Set task » Please swap "Contact Center" for "Help Desk" in the records, starting at the very beginning and ending at the line that contains "support-title: Customer Support", with everything else left as it is. Return only those lines.

(Element and box listings)
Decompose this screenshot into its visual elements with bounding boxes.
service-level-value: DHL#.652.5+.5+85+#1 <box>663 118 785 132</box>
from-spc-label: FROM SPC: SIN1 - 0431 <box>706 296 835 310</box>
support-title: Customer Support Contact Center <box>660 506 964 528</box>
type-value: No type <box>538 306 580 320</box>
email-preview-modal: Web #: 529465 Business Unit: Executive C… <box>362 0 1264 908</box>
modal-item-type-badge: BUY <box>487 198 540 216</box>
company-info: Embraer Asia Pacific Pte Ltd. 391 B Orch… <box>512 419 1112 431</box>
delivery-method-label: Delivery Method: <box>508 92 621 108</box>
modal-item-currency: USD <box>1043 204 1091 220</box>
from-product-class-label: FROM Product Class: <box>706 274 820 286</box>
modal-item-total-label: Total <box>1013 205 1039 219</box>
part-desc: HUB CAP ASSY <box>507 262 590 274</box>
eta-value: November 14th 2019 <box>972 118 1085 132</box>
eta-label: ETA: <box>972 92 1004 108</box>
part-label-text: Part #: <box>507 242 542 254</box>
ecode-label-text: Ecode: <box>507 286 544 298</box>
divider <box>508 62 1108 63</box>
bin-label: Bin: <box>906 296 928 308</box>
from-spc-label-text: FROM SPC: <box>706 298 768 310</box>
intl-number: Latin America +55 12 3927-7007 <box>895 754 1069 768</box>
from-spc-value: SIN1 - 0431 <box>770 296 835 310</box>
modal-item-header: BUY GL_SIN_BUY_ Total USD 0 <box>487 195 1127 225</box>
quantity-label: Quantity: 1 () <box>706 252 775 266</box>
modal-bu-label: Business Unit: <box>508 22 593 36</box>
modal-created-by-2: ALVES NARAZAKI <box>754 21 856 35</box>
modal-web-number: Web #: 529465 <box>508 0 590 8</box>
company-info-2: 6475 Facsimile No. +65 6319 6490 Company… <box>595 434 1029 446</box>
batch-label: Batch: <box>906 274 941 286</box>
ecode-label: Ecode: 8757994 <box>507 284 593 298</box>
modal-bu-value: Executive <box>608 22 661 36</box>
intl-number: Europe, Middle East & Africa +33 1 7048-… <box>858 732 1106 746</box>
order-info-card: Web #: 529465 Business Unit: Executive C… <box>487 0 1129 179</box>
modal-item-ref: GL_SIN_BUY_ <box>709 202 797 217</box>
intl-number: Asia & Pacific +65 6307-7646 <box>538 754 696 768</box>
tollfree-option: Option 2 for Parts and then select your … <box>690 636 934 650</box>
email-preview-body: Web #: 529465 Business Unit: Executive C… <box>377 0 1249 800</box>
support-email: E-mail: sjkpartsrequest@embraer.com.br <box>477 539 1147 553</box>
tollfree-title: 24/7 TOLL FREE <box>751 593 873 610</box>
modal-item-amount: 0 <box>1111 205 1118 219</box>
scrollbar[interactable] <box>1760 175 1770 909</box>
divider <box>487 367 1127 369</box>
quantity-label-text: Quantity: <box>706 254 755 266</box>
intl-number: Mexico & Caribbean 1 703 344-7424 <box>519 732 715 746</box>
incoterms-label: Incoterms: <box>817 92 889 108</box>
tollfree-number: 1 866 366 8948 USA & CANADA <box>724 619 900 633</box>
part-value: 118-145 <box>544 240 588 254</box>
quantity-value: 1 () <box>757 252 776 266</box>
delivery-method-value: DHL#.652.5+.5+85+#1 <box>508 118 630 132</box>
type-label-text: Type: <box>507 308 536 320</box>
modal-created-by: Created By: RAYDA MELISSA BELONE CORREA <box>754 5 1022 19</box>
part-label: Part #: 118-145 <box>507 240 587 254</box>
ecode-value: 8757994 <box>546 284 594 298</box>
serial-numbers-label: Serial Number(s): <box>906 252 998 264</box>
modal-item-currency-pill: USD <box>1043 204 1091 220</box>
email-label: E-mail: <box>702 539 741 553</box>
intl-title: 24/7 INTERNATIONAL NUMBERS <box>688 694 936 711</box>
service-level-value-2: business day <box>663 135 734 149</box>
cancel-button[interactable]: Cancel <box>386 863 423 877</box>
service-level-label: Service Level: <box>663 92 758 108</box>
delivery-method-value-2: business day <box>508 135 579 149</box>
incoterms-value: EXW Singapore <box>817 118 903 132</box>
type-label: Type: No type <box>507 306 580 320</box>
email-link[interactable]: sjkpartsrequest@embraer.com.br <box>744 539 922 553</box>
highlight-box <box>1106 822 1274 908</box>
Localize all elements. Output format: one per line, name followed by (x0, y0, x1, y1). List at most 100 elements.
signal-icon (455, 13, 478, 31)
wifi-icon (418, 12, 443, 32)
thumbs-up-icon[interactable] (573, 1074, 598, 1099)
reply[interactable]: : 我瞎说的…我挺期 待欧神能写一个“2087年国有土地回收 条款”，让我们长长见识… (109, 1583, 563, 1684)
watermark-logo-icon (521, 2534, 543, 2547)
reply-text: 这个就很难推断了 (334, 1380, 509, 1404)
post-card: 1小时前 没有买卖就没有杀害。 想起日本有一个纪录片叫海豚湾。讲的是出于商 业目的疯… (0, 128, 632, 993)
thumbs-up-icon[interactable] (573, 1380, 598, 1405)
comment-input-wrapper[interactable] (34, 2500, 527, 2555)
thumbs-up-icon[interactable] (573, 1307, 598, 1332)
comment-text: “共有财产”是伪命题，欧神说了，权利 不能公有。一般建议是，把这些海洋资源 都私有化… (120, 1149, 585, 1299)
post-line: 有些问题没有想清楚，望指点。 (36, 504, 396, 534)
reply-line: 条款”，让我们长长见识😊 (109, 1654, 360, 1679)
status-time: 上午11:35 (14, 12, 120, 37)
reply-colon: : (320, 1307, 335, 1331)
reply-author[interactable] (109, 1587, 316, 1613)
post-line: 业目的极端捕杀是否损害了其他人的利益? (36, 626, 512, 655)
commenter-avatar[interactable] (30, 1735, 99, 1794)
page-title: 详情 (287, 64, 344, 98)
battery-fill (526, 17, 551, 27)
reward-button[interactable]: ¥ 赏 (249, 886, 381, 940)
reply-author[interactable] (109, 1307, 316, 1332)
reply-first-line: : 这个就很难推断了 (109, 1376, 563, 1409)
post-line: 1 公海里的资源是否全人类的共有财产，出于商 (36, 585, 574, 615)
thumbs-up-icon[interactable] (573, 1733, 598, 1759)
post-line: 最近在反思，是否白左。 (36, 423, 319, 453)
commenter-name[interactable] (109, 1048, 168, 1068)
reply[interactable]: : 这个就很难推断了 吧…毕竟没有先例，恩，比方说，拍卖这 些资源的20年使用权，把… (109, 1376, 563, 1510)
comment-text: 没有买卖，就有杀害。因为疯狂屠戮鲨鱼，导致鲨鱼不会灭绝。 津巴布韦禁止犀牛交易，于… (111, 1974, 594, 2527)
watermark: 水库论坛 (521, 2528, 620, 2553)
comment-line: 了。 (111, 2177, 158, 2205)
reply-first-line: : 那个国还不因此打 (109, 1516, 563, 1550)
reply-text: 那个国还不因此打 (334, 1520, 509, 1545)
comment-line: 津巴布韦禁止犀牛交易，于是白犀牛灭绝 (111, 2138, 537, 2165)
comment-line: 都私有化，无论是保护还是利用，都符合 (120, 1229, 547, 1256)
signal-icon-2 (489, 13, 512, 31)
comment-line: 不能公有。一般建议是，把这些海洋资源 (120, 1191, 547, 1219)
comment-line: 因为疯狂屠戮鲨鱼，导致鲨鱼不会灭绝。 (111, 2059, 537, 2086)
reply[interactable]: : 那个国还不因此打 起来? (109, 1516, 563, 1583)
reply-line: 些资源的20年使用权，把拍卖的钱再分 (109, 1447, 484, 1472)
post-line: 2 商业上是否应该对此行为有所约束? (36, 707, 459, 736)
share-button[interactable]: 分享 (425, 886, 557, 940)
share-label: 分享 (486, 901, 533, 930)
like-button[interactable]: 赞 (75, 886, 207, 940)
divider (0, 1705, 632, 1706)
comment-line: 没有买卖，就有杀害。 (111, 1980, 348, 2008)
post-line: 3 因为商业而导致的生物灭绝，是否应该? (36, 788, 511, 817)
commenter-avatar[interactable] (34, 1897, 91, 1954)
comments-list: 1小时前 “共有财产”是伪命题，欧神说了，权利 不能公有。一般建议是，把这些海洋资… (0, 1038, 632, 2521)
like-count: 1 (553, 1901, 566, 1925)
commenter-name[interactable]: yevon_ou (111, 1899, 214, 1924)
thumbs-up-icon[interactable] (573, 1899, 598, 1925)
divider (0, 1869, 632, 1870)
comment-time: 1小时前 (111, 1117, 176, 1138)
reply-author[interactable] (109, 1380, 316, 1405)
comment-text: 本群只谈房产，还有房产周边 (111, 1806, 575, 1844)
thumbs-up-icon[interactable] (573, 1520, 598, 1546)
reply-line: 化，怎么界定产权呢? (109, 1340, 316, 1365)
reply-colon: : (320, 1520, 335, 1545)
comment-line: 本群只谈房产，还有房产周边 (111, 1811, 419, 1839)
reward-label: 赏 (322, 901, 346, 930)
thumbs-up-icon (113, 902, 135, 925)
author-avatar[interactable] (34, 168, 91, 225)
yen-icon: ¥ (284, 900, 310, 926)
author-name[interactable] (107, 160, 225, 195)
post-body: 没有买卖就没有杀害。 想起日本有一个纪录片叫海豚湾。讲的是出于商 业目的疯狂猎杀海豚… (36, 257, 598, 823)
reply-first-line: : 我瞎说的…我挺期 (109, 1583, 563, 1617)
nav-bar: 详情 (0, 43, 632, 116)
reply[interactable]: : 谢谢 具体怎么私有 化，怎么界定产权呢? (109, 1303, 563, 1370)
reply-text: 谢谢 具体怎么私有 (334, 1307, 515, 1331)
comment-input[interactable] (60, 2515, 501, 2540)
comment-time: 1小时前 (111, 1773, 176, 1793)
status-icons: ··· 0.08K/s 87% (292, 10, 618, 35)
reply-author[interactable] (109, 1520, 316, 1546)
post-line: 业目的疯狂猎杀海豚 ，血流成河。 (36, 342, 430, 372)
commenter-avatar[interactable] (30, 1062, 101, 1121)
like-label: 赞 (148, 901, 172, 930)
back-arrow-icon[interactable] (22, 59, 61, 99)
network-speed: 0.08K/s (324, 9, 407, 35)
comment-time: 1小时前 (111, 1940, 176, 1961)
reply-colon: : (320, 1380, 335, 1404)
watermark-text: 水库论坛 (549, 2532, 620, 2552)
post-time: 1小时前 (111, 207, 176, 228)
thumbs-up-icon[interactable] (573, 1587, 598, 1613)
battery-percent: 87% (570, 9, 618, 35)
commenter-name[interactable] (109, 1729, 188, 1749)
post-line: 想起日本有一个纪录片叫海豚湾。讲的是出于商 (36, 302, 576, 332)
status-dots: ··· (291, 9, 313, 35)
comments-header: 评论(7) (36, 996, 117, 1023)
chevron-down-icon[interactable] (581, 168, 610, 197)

The output »
Decompose this screenshot into its visual elements with bounding boxes.
service-level-value: DHL#.652.5+.5+85+#1 <box>663 118 785 132</box>
from-spc-label: FROM SPC: SIN1 - 0431 <box>706 296 835 310</box>
support-title: Customer Support Help Desk <box>660 506 964 528</box>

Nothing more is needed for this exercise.